Task goal -
Return the count of lines that hold the string "screenshot", with no other words.

Extracted records -
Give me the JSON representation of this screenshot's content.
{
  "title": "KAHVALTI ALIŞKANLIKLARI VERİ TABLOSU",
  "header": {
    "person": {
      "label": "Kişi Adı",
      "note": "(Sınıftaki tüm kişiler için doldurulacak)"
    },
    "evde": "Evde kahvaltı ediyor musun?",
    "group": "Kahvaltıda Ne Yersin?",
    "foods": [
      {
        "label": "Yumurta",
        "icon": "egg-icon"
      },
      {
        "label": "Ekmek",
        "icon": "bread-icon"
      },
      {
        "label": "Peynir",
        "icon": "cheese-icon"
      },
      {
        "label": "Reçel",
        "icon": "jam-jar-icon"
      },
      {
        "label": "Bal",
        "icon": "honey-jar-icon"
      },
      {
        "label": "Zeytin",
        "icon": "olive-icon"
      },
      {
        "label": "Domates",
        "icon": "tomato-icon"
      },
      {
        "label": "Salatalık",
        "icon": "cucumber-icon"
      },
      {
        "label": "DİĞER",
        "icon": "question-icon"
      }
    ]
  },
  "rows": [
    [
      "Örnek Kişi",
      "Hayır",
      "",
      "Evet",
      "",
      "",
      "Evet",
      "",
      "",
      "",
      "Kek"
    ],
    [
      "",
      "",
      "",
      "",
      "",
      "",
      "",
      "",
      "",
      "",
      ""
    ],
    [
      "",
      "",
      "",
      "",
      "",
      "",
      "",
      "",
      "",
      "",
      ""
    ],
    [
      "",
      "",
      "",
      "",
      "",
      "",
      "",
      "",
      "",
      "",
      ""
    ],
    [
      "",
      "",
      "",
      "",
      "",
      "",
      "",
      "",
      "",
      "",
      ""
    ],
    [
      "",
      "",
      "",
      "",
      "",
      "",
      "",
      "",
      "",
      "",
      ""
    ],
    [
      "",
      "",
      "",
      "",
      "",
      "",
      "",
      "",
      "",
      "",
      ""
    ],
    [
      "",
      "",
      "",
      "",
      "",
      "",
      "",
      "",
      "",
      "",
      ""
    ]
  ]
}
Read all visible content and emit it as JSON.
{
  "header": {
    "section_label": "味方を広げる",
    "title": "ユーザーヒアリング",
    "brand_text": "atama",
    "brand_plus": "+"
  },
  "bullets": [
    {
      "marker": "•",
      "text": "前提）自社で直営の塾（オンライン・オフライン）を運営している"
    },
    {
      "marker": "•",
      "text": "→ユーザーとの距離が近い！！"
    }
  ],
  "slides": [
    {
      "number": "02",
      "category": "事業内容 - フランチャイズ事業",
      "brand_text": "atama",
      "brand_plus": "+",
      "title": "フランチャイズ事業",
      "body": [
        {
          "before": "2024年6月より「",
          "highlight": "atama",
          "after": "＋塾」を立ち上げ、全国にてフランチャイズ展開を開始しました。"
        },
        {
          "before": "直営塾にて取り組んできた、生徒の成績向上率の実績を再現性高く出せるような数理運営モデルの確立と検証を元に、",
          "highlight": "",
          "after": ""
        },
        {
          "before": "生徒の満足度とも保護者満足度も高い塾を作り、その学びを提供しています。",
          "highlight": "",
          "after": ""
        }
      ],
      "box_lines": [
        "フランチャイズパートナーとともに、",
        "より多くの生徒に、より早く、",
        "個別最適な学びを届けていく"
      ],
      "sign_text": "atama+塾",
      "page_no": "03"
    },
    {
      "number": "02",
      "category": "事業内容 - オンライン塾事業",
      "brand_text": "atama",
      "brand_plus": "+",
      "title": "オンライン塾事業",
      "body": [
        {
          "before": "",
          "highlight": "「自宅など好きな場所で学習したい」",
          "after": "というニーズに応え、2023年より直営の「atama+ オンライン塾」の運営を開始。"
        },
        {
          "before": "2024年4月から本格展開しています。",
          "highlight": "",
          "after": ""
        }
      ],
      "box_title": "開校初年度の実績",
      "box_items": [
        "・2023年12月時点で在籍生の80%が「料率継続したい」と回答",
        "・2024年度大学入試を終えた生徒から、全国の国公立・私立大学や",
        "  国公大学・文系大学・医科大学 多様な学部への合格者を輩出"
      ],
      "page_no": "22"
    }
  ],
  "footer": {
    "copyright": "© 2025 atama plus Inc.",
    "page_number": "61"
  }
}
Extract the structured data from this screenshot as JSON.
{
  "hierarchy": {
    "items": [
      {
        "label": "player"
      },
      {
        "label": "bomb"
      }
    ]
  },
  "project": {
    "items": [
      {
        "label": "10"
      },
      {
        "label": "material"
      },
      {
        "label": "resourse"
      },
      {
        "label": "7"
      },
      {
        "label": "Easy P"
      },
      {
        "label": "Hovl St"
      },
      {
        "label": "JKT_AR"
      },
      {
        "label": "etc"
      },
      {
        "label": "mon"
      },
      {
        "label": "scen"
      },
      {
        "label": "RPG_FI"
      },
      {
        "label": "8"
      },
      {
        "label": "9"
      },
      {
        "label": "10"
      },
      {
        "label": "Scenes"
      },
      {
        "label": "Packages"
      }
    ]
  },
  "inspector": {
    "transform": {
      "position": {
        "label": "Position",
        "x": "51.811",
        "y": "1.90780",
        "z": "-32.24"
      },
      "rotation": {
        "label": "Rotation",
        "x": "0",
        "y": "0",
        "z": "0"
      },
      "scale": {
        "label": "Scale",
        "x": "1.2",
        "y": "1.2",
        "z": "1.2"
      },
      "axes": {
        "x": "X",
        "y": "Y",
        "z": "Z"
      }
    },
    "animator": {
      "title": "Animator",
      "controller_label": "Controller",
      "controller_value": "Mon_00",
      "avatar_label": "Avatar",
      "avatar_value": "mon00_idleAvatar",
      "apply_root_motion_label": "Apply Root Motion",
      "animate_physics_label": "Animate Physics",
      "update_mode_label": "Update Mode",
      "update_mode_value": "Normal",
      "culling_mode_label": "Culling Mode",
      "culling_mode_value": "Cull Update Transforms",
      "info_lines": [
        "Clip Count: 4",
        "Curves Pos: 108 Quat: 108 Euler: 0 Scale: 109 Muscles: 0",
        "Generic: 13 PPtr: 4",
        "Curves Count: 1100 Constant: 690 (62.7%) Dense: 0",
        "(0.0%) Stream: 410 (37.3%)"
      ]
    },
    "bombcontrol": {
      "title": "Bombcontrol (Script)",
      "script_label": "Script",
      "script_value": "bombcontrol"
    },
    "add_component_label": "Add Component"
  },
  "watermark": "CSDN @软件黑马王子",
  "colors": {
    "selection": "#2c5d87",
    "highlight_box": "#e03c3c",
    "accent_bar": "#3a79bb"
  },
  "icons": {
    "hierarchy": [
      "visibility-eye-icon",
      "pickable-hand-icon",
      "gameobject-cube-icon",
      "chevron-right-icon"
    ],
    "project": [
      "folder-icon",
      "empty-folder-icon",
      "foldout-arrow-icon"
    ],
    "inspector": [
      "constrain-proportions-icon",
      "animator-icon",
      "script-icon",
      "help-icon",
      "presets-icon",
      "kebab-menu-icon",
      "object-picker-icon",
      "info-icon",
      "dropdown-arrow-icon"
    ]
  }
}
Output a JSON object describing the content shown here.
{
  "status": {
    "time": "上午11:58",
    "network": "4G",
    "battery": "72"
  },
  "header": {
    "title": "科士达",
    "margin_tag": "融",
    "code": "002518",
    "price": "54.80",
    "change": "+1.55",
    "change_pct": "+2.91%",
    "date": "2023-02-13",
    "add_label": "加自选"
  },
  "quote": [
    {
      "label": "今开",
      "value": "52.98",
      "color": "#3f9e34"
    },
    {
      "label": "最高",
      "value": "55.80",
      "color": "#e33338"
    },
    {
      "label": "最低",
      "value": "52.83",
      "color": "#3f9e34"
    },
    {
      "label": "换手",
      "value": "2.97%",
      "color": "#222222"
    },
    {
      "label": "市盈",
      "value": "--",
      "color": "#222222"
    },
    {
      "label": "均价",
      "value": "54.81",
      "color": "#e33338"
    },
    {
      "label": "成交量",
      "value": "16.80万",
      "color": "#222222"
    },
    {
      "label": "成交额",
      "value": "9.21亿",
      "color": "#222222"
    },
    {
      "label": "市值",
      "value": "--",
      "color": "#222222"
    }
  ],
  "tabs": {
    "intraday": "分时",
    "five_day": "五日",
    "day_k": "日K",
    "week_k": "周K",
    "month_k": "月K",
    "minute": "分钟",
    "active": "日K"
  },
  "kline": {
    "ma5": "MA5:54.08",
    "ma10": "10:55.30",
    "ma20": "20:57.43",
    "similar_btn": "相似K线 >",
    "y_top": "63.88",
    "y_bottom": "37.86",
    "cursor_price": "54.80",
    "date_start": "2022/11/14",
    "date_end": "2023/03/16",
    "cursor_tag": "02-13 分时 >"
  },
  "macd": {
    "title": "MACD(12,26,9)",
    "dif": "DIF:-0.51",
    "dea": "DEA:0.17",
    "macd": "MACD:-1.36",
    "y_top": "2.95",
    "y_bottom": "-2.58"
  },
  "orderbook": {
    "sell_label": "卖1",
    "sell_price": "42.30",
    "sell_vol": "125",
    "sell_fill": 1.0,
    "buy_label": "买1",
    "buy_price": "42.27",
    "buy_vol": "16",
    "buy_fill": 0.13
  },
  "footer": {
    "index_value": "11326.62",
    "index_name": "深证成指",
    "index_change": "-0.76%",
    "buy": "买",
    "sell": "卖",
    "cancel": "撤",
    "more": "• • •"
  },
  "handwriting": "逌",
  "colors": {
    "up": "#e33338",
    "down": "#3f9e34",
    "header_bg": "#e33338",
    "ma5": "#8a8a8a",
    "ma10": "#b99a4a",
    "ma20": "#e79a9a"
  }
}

Written solution -
2